Entries follow. Set all of them down as they stand.

[Dataset excerpts]
——————————

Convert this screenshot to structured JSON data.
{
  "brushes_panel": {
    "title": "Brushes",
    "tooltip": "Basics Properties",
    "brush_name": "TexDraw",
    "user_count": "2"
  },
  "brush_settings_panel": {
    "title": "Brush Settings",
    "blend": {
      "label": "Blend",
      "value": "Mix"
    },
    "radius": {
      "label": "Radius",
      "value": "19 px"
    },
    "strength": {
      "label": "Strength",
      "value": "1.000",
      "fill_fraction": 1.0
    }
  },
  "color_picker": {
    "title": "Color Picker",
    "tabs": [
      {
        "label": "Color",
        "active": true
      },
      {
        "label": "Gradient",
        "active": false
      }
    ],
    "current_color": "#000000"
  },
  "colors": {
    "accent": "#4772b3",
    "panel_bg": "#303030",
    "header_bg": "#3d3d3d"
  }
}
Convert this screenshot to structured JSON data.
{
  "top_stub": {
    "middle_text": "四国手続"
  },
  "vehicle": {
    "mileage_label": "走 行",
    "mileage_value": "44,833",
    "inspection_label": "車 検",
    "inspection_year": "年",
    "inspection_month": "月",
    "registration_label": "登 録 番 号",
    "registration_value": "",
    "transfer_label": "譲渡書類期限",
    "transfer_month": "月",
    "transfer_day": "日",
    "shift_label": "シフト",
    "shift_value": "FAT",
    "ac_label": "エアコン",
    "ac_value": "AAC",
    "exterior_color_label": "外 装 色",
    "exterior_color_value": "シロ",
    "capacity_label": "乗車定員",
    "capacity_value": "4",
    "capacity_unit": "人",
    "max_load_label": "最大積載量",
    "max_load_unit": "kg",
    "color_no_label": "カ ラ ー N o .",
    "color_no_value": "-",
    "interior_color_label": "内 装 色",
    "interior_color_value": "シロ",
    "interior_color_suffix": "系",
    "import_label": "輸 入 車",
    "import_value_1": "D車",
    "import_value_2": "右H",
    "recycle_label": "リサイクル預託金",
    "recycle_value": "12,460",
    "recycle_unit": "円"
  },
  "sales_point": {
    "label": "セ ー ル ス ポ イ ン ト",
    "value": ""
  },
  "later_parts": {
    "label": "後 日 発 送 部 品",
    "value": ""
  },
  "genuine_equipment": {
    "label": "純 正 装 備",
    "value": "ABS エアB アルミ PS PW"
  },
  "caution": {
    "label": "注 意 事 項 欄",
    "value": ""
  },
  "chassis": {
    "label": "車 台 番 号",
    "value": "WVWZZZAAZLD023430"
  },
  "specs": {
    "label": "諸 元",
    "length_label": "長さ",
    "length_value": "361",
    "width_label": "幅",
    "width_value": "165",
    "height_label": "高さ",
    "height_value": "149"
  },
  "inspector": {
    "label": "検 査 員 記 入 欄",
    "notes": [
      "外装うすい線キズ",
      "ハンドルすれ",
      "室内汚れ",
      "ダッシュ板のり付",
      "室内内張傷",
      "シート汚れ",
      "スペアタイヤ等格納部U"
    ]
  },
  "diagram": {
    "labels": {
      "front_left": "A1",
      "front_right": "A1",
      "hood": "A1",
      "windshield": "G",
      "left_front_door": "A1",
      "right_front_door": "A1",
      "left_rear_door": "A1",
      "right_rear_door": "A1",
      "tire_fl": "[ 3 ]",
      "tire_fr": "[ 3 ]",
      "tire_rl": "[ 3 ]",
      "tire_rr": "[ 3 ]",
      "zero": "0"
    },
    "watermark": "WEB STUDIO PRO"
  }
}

——————————

● WRITTEN ANSWER:
Convert this screenshot to structured JSON data.
{
  "brushes_panel": {
    "title": "Brushes",
    "tooltip": "Basics Properties",
    "brush_name": "TexDraw",
    "user_count": "2"
  },
  "brush_settings_panel": {
    "title": "Brush Settings",
    "blend": {
      "label": "Blend",
      "value": "Mix"
    },
    "radius": {
      "label": "Radius",
      "value": "19 px"
    },
    "strength": {
      "label": "Strength",
      "value": "1.000",
      "fill_fraction": 1.0
    }
  },
  "color_picker": {
    "title": "Color Picker",
    "tabs": [
      {
        "label": "Color",
        "active": true
      },
      {
        "label": "Gradient",
        "active": false
      }
    ],
    "current_color": "#000000"
  },
  "colors": {
    "accent": "#4772b3",
    "panel_bg": "#303030",
    "header_bg": "#3d3d3d"
  }
}
Convert this screenshot to structured JSON data.
{
  "top_stub": {
    "middle_text": "四国手続"
  },
  "vehicle": {
    "mileage_label": "走 行",
    "mileage_value": "44,833",
    "inspection_label": "車 検",
    "inspection_year": "年",
    "inspection_month": "月",
    "registration_label": "登 録 番 号",
    "registration_value": "",
    "transfer_label": "譲渡書類期限",
    "transfer_month": "月",
    "transfer_day": "日",
    "shift_label": "シフト",
    "shift_value": "FAT",
    "ac_label": "エアコン",
    "ac_value": "AAC",
    "exterior_color_label": "外 装 色",
    "exterior_color_value": "シロ",
    "capacity_label": "乗車定員",
    "capacity_value": "4",
    "capacity_unit": "人",
    "max_load_label": "最大積載量",
    "max_load_unit": "kg",
    "color_no_label": "カ ラ ー N o .",
    "color_no_value": "-",
    "interior_color_label": "内 装 色",
    "interior_color_value": "シロ",
    "interior_color_suffix": "系",
    "import_label": "輸 入 車",
    "import_value_1": "D車",
    "import_value_2": "右H",
    "recycle_label": "リサイクル預託金",
    "recycle_value": "12,460",
    "recycle_unit": "円"
  },
  "sales_point": {
    "label": "セ ー ル ス ポ イ ン ト",
    "value": ""
  },
  "later_parts": {
    "label": "後 日 発 送 部 品",
    "value": ""
  },
  "genuine_equipment": {
    "label": "純 正 装 備",
    "value": "ABS エアB アルミ PS PW"
  },
  "caution": {
    "label": "注 意 事 項 欄",
    "value": ""
  },
  "chassis": {
    "label": "車 台 番 号",
    "value": "WVWZZZAAZLD023430"
  },
  "specs": {
    "label": "諸 元",
    "length_label": "長さ",
    "length_value": "361",
    "width_label": "幅",
    "width_value": "165",
    "height_label": "高さ",
    "height_value": "149"
  },
  "inspector": {
    "label": "検 査 員 記 入 欄",
    "notes": [
      "外装うすい線キズ",
      "ハンドルすれ",
      "室内汚れ",
      "ダッシュ板のり付",
      "室内内張傷",
      "シート汚れ",
      "スペアタイヤ等格納部U"
    ]
  },
  "diagram": {
    "labels": {
      "front_left": "A1",
      "front_right": "A1",
      "hood": "A1",
      "windshield": "G",
      "left_front_door": "A1",
      "right_front_door": "A1",
      "left_rear_door": "A1",
      "right_rear_door": "A1",
      "tire_fl": "[ 3 ]",
      "tire_fr": "[ 3 ]",
      "tire_rl": "[ 3 ]",
      "tire_rr": "[ 3 ]",
      "zero": "0"
    },
    "watermark": "WEB STUDIO PRO"
  }
}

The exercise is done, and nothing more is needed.